* START Recorded information *

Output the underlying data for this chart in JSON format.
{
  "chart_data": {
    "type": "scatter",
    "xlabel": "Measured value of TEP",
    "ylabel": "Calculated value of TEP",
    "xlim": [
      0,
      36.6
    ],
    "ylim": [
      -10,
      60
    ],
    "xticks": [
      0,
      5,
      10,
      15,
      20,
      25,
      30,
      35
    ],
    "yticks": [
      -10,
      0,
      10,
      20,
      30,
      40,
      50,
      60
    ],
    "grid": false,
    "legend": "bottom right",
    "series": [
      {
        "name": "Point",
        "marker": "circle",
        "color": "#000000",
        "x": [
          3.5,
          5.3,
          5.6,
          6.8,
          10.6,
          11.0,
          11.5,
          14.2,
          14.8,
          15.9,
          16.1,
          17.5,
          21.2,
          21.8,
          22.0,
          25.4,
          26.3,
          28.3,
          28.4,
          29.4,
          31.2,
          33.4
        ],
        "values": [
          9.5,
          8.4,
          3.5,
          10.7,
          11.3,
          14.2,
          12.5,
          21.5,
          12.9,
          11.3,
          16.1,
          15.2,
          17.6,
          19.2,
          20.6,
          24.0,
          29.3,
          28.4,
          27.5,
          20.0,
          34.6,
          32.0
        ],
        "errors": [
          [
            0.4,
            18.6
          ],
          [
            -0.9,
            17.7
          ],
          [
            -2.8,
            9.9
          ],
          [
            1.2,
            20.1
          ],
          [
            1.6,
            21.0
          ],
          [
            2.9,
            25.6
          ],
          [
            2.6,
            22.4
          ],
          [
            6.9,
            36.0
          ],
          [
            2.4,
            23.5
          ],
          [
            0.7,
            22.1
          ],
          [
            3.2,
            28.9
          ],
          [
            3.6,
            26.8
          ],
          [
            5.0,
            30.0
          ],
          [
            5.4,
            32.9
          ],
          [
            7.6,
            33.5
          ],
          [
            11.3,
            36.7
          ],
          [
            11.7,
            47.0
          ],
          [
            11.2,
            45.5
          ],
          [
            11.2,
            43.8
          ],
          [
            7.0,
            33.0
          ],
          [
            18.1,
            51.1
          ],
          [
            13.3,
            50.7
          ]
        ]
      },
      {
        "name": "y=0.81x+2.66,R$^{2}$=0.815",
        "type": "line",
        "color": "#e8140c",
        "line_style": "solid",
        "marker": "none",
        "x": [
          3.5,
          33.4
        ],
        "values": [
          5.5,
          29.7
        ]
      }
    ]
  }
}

* END Recorded information *

**What to do**
Set down all of the records shown above once more, exactly.

**Task output**
Output the underlying data for this chart in JSON format.
{
  "chart_data": {
    "type": "scatter",
    "xlabel": "Measured value of TEP",
    "ylabel": "Calculated value of TEP",
    "xlim": [
      0,
      36.6
    ],
    "ylim": [
      -10,
      60
    ],
    "xticks": [
      0,
      5,
      10,
      15,
      20,
      25,
      30,
      35
    ],
    "yticks": [
      -10,
      0,
      10,
      20,
      30,
      40,
      50,
      60
    ],
    "grid": false,
    "legend": "bottom right",
    "series": [
      {
        "name": "Point",
        "marker": "circle",
        "color": "#000000",
        "x": [
          3.5,
          5.3,
          5.6,
          6.8,
          10.6,
          11.0,
          11.5,
          14.2,
          14.8,
          15.9,
          16.1,
          17.5,
          21.2,
          21.8,
          22.0,
          25.4,
          26.3,
          28.3,
          28.4,
          29.4,
          31.2,
          33.4
        ],
        "values": [
          9.5,
          8.4,
          3.5,
          10.7,
          11.3,
          14.2,
          12.5,
          21.5,
          12.9,
          11.3,
          16.1,
          15.2,
          17.6,
          19.2,
          20.6,
          24.0,
          29.3,
          28.4,
          27.5,
          20.0,
          34.6,
          32.0
        ],
        "errors": [
          [
            0.4,
            18.6
          ],
          [
            -0.9,
            17.7
          ],
          [
            -2.8,
            9.9
          ],
          [
            1.2,
            20.1
          ],
          [
            1.6,
            21.0
          ],
          [
            2.9,
            25.6
          ],
          [
            2.6,
            22.4
          ],
          [
            6.9,
            36.0
          ],
          [
            2.4,
            23.5
          ],
          [
            0.7,
            22.1
          ],
          [
            3.2,
            28.9
          ],
          [
            3.6,
            26.8
          ],
          [
            5.0,
            30.0
          ],
          [
            5.4,
            32.9
          ],
          [
            7.6,
            33.5
          ],
          [
            11.3,
            36.7
          ],
          [
            11.7,
            47.0
          ],
          [
            11.2,
            45.5
          ],
          [
            11.2,
            43.8
          ],
          [
            7.0,
            33.0
          ],
          [
            18.1,
            51.1
          ],
          [
            13.3,
            50.7
          ]
        ]
      },
      {
        "name": "y=0.81x+2.66,R$^{2}$=0.815",
        "type": "line",
        "color": "#e8140c",
        "line_style": "solid",
        "marker": "none",
        "x": [
          3.5,
          33.4
        ],
        "values": [
          5.5,
          29.7
        ]
      }
    ]
  }
}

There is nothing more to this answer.